**TASK TO COMPLETE**.
Below is a block of records: output all of them exactly and leave out the pictures.
** Start **
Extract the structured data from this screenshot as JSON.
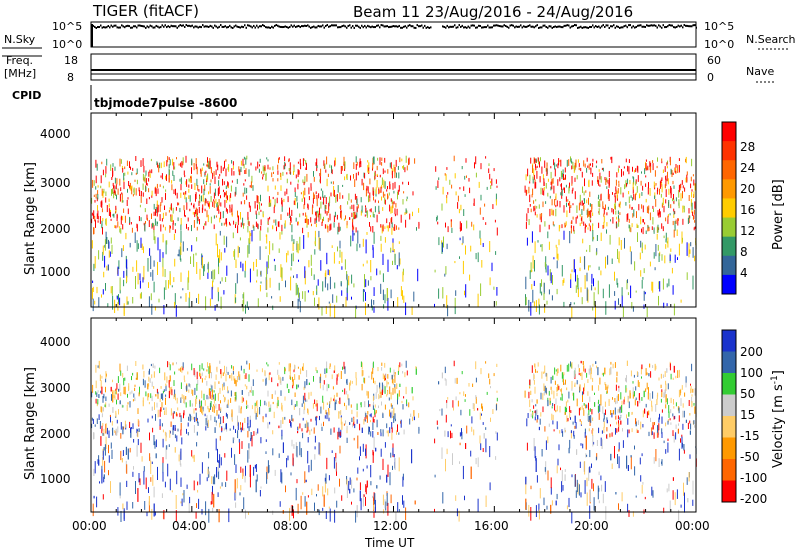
{
  "header": {
    "station": "TIGER (fitACF)",
    "beam_date": "Beam 11  23/Aug/2016 - 24/Aug/2016"
  },
  "nsky_panel": {
    "left_label": "N.Sky",
    "right_label": "N.Search",
    "y_ticks": [
      "10^5",
      "10^0"
    ],
    "right_ticks": [
      "10^5",
      "10^0"
    ]
  },
  "freq_panel": {
    "left_label_1": "Freq.",
    "left_label_2": "[MHz]",
    "y_ticks": [
      "18",
      "8"
    ],
    "right_ticks": [
      "60",
      "0"
    ],
    "right_label": "Nave"
  },
  "cpid": {
    "label": "CPID",
    "value": "tbjmode7pulse  -8600"
  },
  "x_axis": {
    "ticks": [
      "00:00",
      "04:00",
      "08:00",
      "12:00",
      "16:00",
      "20:00",
      "00:00"
    ],
    "label": "Time UT"
  },
  "panels": {
    "y_label": "Slant Range [km]",
    "y_ticks": [
      "4000",
      "3000",
      "2000",
      "1000"
    ]
  },
  "power_colorbar": {
    "label": "Power [dB]",
    "ticks": [
      "28",
      "24",
      "20",
      "16",
      "12",
      "8",
      "4"
    ],
    "colors": [
      "#ff0000",
      "#ff3300",
      "#ff6600",
      "#ff9900",
      "#ffcc00",
      "#99cc33",
      "#339966",
      "#336699",
      "#0000ff"
    ]
  },
  "velocity_colorbar": {
    "label": "Velocity [m s",
    "label_sup": "-1",
    "label_end": "]",
    "ticks": [
      "200",
      "100",
      "50",
      "15",
      "-15",
      "-50",
      "-100",
      "-200"
    ],
    "colors": [
      "#1a33cc",
      "#3366aa",
      "#33cc33",
      "#cccccc",
      "#ffcc66",
      "#ff9900",
      "#ff6600",
      "#ff0000"
    ]
  },
  "chart_data": [
    {
      "type": "heatmap",
      "title": "Power",
      "x_range": [
        "00:00",
        "00:00"
      ],
      "xlabel": "Time UT",
      "ylabel": "Slant Range [km]",
      "ylim": [
        180,
        4500
      ],
      "colorbar_label": "Power [dB]",
      "colorbar_range": [
        0,
        32
      ],
      "data_gaps_hours": [
        [
          13.0,
          13.6
        ],
        [
          16.1,
          17.2
        ]
      ],
      "dense_band_km": [
        1950,
        3550
      ]
    },
    {
      "type": "heatmap",
      "title": "Velocity",
      "x_range": [
        "00:00",
        "00:00"
      ],
      "xlabel": "Time UT",
      "ylabel": "Slant Range [km]",
      "ylim": [
        180,
        4500
      ],
      "colorbar_label": "Velocity [m s-1]",
      "colorbar_range": [
        -250,
        250
      ],
      "data_gaps_hours": [
        [
          13.0,
          13.6
        ],
        [
          16.1,
          17.2
        ]
      ],
      "dense_band_km": [
        1950,
        3550
      ]
    }
  ]
}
** End **
**SOLUTION TO THIS EXERCISE**.
Extract the structured data from this screenshot as JSON.
{
  "header": {
    "station": "TIGER (fitACF)",
    "beam_date": "Beam 11  23/Aug/2016 - 24/Aug/2016"
  },
  "nsky_panel": {
    "left_label": "N.Sky",
    "right_label": "N.Search",
    "y_ticks": [
      "10^5",
      "10^0"
    ],
    "right_ticks": [
      "10^5",
      "10^0"
    ]
  },
  "freq_panel": {
    "left_label_1": "Freq.",
    "left_label_2": "[MHz]",
    "y_ticks": [
      "18",
      "8"
    ],
    "right_ticks": [
      "60",
      "0"
    ],
    "right_label": "Nave"
  },
  "cpid": {
    "label": "CPID",
    "value": "tbjmode7pulse  -8600"
  },
  "x_axis": {
    "ticks": [
      "00:00",
      "04:00",
      "08:00",
      "12:00",
      "16:00",
      "20:00",
      "00:00"
    ],
    "label": "Time UT"
  },
  "panels": {
    "y_label": "Slant Range [km]",
    "y_ticks": [
      "4000",
      "3000",
      "2000",
      "1000"
    ]
  },
  "power_colorbar": {
    "label": "Power [dB]",
    "ticks": [
      "28",
      "24",
      "20",
      "16",
      "12",
      "8",
      "4"
    ],
    "colors": [
      "#ff0000",
      "#ff3300",
      "#ff6600",
      "#ff9900",
      "#ffcc00",
      "#99cc33",
      "#339966",
      "#336699",
      "#0000ff"
    ]
  },
  "velocity_colorbar": {
    "label": "Velocity [m s",
    "label_sup": "-1",
    "label_end": "]",
    "ticks": [
      "200",
      "100",
      "50",
      "15",
      "-15",
      "-50",
      "-100",
      "-200"
    ],
    "colors": [
      "#1a33cc",
      "#3366aa",
      "#33cc33",
      "#cccccc",
      "#ffcc66",
      "#ff9900",
      "#ff6600",
      "#ff0000"
    ]
  },
  "chart_data": [
    {
      "type": "heatmap",
      "title": "Power",
      "x_range": [
        "00:00",
        "00:00"
      ],
      "xlabel": "Time UT",
      "ylabel": "Slant Range [km]",
      "ylim": [
        180,
        4500
      ],
      "colorbar_label": "Power [dB]",
      "colorbar_range": [
        0,
        32
      ],
      "data_gaps_hours": [
        [
          13.0,
          13.6
        ],
        [
          16.1,
          17.2
        ]
      ],
      "dense_band_km": [
        1950,
        3550
      ]
    },
    {
      "type": "heatmap",
      "title": "Velocity",
      "x_range": [
        "00:00",
        "00:00"
      ],
      "xlabel": "Time UT",
      "ylabel": "Slant Range [km]",
      "ylim": [
        180,
        4500
      ],
      "colorbar_label": "Velocity [m s-1]",
      "colorbar_range": [
        -250,
        250
      ],
      "data_gaps_hours": [
        [
          13.0,
          13.6
        ],
        [
          16.1,
          17.2
        ]
      ],
      "dense_band_km": [
        1950,
        3550
      ]
    }
  ]
}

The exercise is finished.